TASK TO COMPLETE:
Each entry here needs to be set down again exactly, please; pictures are left out.

##########

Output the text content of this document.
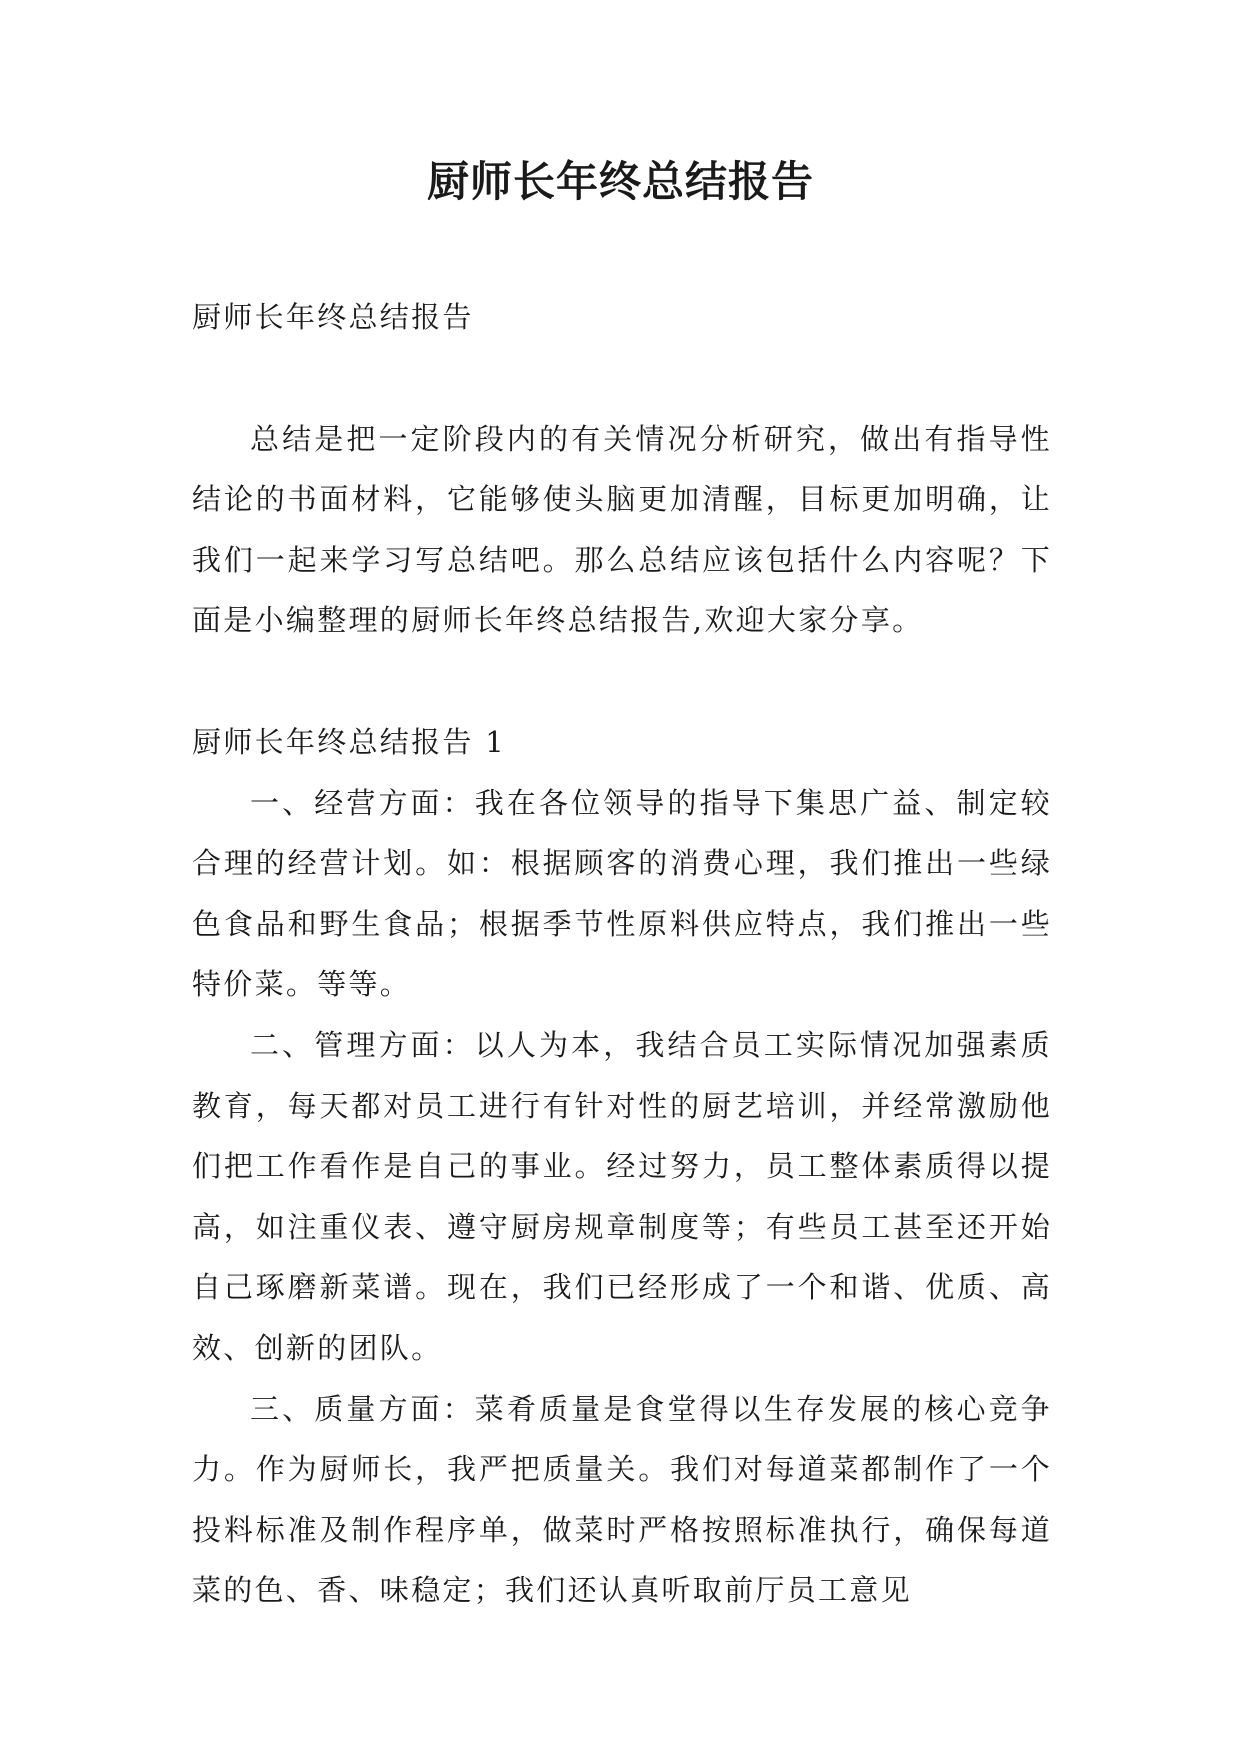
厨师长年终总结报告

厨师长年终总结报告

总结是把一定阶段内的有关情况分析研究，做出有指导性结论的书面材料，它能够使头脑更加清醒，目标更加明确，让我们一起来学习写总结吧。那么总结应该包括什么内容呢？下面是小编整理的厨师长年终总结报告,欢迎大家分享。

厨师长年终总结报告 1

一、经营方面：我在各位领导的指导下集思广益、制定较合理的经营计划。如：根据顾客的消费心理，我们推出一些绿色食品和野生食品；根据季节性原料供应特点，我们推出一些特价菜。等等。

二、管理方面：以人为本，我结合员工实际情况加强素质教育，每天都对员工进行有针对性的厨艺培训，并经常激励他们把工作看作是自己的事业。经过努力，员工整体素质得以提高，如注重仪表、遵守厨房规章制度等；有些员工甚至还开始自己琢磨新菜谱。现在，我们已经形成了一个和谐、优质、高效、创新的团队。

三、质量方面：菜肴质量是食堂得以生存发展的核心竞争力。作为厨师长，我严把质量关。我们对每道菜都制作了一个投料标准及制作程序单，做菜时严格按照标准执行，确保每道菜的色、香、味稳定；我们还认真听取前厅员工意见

##########

EXERCISE SOLUTION:
Output the text content of this document.
厨师长年终总结报告

厨师长年终总结报告

总结是把一定阶段内的有关情况分析研究，做出有指导性结论的书面材料，它能够使头脑更加清醒，目标更加明确，让我们一起来学习写总结吧。那么总结应该包括什么内容呢？下面是小编整理的厨师长年终总结报告,欢迎大家分享。

厨师长年终总结报告 1

一、经营方面：我在各位领导的指导下集思广益、制定较合理的经营计划。如：根据顾客的消费心理，我们推出一些绿色食品和野生食品；根据季节性原料供应特点，我们推出一些特价菜。等等。

二、管理方面：以人为本，我结合员工实际情况加强素质教育，每天都对员工进行有针对性的厨艺培训，并经常激励他们把工作看作是自己的事业。经过努力，员工整体素质得以提高，如注重仪表、遵守厨房规章制度等；有些员工甚至还开始自己琢磨新菜谱。现在，我们已经形成了一个和谐、优质、高效、创新的团队。

三、质量方面：菜肴质量是食堂得以生存发展的核心竞争力。作为厨师长，我严把质量关。我们对每道菜都制作了一个投料标准及制作程序单，做菜时严格按照标准执行，确保每道菜的色、香、味稳定；我们还认真听取前厅员工意见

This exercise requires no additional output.